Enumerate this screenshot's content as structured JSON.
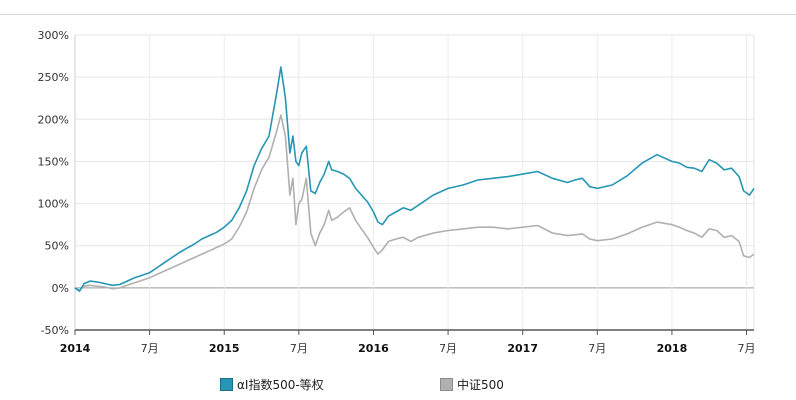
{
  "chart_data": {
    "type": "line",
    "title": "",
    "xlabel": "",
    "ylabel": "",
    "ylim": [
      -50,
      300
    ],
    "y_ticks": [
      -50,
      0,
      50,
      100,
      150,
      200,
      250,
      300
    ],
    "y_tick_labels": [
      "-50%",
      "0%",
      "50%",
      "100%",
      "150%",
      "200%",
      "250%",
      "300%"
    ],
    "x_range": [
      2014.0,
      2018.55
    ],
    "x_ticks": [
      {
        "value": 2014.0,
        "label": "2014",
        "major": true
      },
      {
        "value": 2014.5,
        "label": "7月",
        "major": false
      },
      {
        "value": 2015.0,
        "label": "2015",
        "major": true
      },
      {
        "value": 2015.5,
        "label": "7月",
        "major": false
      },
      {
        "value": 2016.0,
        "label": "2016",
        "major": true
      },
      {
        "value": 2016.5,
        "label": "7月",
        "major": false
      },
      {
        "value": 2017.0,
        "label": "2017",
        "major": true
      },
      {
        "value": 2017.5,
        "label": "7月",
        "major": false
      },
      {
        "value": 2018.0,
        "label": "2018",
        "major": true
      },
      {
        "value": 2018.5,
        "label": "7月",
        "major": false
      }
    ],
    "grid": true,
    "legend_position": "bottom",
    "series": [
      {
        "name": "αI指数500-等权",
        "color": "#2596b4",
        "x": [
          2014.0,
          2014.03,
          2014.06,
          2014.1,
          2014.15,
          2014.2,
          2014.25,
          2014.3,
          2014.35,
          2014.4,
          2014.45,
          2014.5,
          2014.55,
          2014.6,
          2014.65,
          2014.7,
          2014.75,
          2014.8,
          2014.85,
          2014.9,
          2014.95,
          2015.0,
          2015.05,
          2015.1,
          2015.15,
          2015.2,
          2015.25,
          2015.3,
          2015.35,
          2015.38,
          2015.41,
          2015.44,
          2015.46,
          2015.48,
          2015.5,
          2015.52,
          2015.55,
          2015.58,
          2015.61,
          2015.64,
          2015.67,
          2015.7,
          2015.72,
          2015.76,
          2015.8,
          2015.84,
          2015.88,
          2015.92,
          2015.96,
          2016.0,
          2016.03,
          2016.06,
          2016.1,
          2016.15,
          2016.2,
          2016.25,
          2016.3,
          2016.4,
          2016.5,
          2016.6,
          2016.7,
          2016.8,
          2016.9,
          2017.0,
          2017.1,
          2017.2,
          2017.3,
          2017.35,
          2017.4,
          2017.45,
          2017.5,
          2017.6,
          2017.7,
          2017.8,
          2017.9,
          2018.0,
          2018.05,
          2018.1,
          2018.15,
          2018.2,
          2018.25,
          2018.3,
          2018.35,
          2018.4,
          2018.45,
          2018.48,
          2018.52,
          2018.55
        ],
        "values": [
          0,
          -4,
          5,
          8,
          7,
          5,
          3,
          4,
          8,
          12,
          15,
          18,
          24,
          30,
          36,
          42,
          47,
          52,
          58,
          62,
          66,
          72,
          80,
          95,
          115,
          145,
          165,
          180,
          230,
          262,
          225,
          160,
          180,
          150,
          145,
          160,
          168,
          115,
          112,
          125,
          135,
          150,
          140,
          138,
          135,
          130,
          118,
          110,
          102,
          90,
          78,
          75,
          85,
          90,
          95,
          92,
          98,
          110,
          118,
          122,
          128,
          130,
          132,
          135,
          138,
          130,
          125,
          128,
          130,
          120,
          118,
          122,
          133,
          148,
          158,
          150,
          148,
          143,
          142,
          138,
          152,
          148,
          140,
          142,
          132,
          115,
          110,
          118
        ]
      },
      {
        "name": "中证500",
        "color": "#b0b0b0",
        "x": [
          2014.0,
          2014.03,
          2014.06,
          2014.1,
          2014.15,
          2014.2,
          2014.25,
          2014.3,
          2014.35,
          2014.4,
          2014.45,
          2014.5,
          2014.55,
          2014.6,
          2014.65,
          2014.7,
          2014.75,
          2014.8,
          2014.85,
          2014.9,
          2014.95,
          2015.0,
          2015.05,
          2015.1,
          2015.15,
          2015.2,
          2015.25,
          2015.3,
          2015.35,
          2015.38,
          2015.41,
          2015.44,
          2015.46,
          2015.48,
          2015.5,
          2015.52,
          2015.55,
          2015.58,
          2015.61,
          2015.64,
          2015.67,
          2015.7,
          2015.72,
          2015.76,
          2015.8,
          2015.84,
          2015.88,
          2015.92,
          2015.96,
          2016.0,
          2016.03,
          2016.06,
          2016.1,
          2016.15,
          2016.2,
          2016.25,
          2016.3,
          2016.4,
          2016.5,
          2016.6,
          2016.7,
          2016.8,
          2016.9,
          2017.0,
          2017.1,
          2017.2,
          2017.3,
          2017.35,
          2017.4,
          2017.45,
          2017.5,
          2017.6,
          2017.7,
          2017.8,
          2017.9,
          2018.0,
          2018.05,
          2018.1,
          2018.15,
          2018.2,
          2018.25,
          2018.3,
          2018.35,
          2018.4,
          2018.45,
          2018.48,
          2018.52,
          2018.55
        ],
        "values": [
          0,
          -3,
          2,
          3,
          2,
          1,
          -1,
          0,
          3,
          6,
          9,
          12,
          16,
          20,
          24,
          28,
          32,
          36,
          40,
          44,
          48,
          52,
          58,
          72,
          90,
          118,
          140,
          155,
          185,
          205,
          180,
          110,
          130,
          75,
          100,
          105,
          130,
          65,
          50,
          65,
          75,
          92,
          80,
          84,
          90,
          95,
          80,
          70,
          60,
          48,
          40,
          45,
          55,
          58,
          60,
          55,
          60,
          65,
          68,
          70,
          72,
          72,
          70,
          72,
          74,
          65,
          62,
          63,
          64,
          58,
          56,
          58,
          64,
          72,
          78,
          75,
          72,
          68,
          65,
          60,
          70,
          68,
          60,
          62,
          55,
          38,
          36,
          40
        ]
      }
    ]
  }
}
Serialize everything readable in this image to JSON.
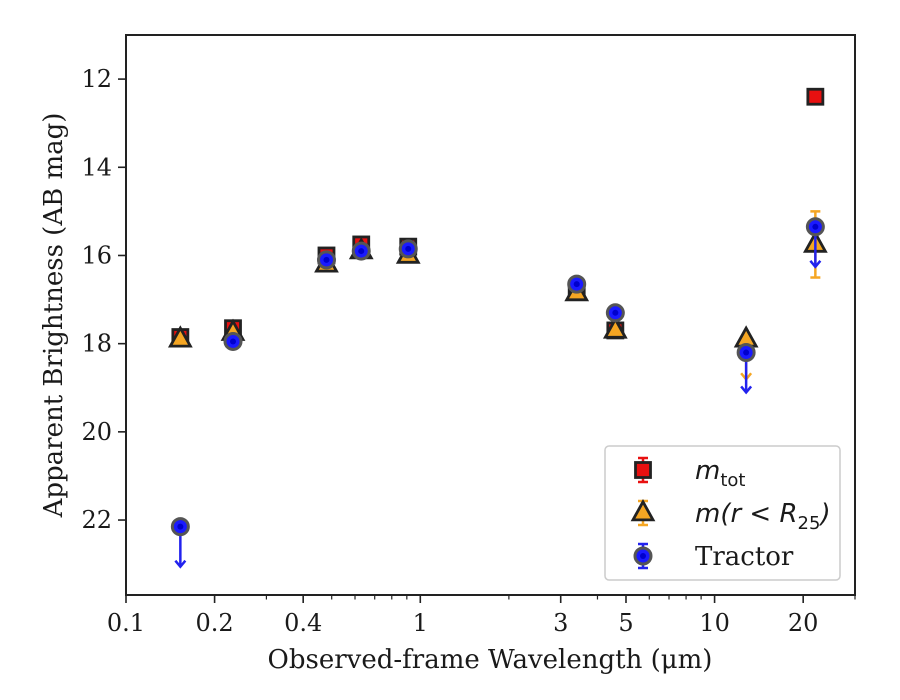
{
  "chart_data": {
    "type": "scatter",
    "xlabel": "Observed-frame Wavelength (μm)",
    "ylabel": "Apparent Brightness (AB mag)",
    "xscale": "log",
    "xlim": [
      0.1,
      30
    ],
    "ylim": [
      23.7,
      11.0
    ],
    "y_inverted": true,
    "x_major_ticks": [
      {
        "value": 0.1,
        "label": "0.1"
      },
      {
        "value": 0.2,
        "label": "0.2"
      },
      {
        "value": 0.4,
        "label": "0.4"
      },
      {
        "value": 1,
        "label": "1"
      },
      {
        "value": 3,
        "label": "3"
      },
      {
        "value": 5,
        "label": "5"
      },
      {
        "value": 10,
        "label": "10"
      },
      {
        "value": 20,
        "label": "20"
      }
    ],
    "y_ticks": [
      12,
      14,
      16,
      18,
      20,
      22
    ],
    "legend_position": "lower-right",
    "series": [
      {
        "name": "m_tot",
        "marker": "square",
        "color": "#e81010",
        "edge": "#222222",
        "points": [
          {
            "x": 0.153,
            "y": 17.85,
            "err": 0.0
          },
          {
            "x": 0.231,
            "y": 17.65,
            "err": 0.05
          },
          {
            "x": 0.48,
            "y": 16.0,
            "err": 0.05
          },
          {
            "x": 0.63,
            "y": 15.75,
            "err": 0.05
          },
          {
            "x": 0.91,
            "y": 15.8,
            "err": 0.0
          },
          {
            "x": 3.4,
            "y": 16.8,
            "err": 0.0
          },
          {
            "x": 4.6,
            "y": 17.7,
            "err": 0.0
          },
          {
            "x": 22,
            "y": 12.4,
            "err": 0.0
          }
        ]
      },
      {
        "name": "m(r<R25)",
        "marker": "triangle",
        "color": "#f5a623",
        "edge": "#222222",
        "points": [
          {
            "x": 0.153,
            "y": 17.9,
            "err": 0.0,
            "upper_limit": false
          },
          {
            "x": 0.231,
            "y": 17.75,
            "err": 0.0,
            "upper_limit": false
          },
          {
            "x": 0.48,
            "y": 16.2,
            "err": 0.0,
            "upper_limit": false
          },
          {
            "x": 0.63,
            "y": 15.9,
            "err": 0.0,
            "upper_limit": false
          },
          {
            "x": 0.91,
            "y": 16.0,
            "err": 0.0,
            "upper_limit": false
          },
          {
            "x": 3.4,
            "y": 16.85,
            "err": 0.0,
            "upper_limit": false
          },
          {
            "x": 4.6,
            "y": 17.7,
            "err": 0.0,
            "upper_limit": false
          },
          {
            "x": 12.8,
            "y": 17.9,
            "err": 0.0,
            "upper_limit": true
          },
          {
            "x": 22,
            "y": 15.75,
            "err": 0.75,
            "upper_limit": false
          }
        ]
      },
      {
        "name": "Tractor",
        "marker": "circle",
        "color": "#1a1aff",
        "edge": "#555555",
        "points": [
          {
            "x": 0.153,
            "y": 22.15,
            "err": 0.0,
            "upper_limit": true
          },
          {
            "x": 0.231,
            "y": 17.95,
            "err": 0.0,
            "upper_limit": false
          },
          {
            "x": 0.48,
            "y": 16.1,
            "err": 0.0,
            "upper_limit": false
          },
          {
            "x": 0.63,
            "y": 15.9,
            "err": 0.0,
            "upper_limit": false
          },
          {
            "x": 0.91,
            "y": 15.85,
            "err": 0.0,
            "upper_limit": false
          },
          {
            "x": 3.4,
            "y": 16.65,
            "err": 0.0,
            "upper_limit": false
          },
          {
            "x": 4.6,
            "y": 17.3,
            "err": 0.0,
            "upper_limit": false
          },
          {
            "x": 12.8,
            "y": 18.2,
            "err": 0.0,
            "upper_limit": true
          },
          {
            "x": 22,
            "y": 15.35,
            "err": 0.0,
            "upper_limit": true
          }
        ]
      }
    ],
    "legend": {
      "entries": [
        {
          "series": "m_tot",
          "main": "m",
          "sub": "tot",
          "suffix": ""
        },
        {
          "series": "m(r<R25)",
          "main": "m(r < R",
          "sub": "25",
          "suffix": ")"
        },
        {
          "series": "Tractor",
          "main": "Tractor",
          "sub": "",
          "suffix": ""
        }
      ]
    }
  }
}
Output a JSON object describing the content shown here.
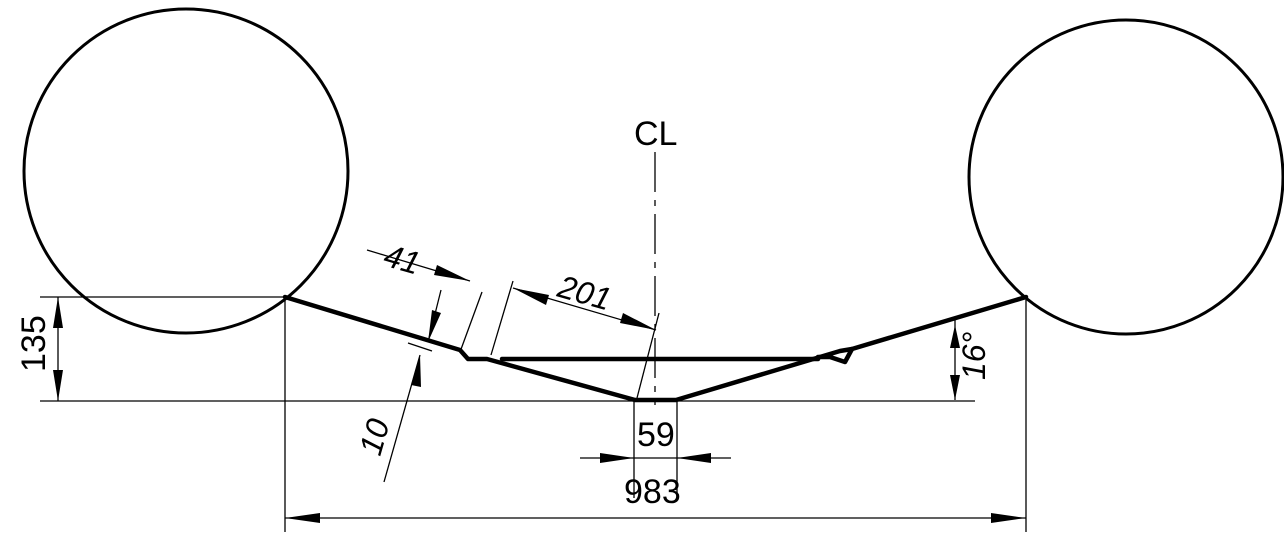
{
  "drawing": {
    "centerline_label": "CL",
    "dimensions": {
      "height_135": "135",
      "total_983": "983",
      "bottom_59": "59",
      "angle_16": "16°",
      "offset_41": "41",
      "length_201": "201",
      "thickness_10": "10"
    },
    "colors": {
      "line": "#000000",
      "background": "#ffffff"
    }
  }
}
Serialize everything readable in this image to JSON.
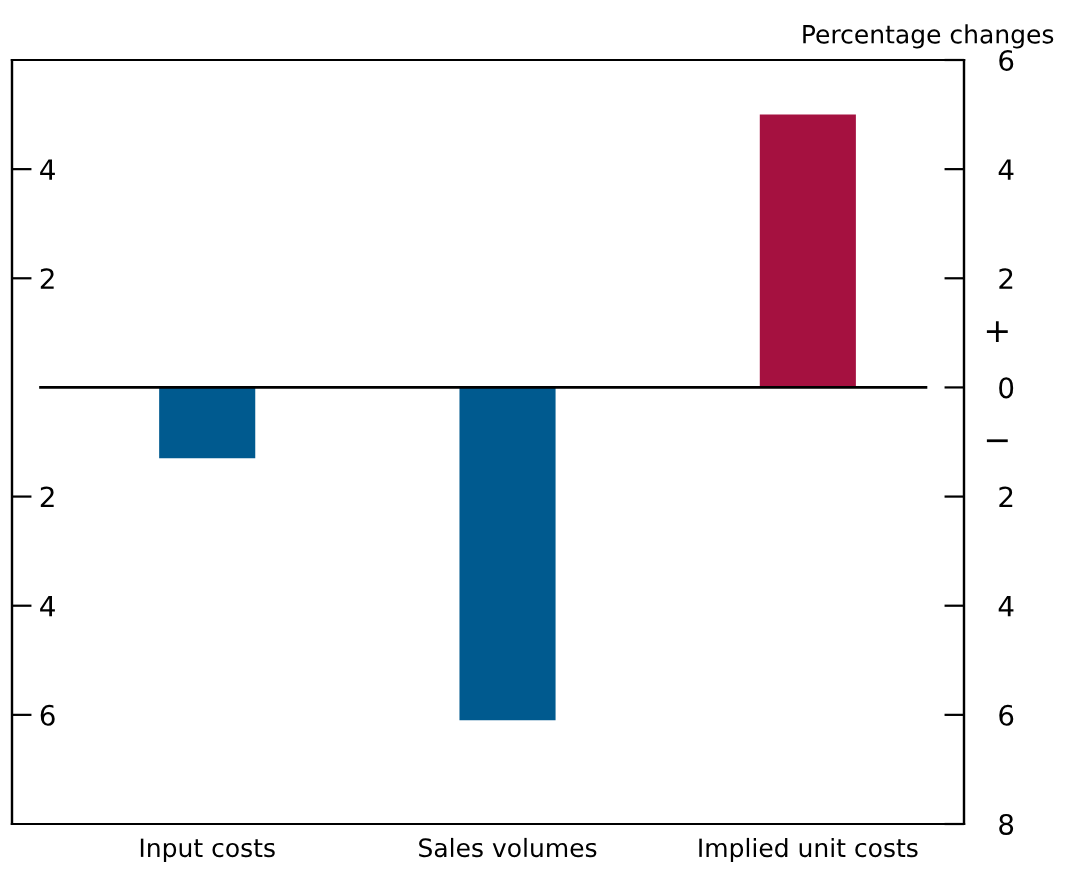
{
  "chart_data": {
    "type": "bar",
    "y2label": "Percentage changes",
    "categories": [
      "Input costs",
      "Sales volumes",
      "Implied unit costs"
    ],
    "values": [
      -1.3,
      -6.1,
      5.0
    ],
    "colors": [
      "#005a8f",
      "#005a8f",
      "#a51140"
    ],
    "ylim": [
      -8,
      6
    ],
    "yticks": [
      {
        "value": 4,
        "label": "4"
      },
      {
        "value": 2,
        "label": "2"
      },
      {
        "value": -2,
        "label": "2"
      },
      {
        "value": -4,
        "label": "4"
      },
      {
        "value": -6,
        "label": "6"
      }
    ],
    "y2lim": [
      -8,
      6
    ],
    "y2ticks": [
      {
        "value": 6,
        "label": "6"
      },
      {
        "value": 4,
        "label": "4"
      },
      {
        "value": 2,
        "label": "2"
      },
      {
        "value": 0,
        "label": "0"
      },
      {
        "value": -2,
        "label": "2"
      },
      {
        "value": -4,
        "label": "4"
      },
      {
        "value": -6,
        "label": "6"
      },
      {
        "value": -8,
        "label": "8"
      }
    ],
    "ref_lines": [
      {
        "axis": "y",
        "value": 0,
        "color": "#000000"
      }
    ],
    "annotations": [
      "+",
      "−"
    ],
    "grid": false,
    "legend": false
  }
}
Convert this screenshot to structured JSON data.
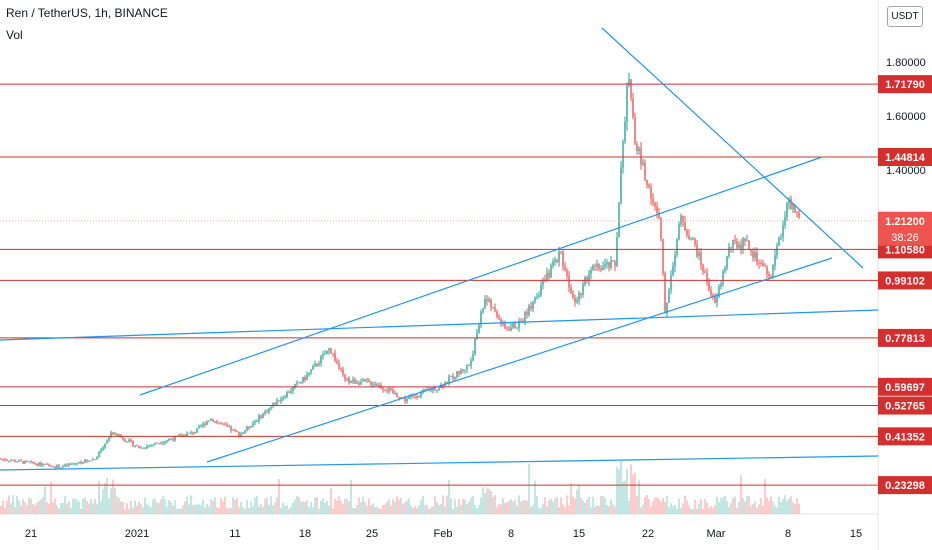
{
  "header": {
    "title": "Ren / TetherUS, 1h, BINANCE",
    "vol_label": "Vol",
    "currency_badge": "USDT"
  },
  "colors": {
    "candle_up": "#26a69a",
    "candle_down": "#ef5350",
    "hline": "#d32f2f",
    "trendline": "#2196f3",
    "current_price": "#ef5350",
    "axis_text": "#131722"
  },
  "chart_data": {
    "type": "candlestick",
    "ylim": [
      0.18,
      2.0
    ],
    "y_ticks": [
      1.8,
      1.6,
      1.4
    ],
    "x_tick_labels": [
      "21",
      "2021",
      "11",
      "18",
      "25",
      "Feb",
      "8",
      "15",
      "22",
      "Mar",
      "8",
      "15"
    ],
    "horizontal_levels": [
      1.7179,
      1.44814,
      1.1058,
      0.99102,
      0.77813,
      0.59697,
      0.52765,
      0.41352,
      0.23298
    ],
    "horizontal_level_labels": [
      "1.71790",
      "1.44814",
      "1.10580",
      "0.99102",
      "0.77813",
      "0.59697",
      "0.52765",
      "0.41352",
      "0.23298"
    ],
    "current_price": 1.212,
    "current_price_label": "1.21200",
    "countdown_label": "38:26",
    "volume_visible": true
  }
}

» Exercise requirements
Pull out all lines in the data above that include "ylabel".

» Exercise solution
    "ylabel": "",
    "ylabel": "Apparent Brightness (AB mag)",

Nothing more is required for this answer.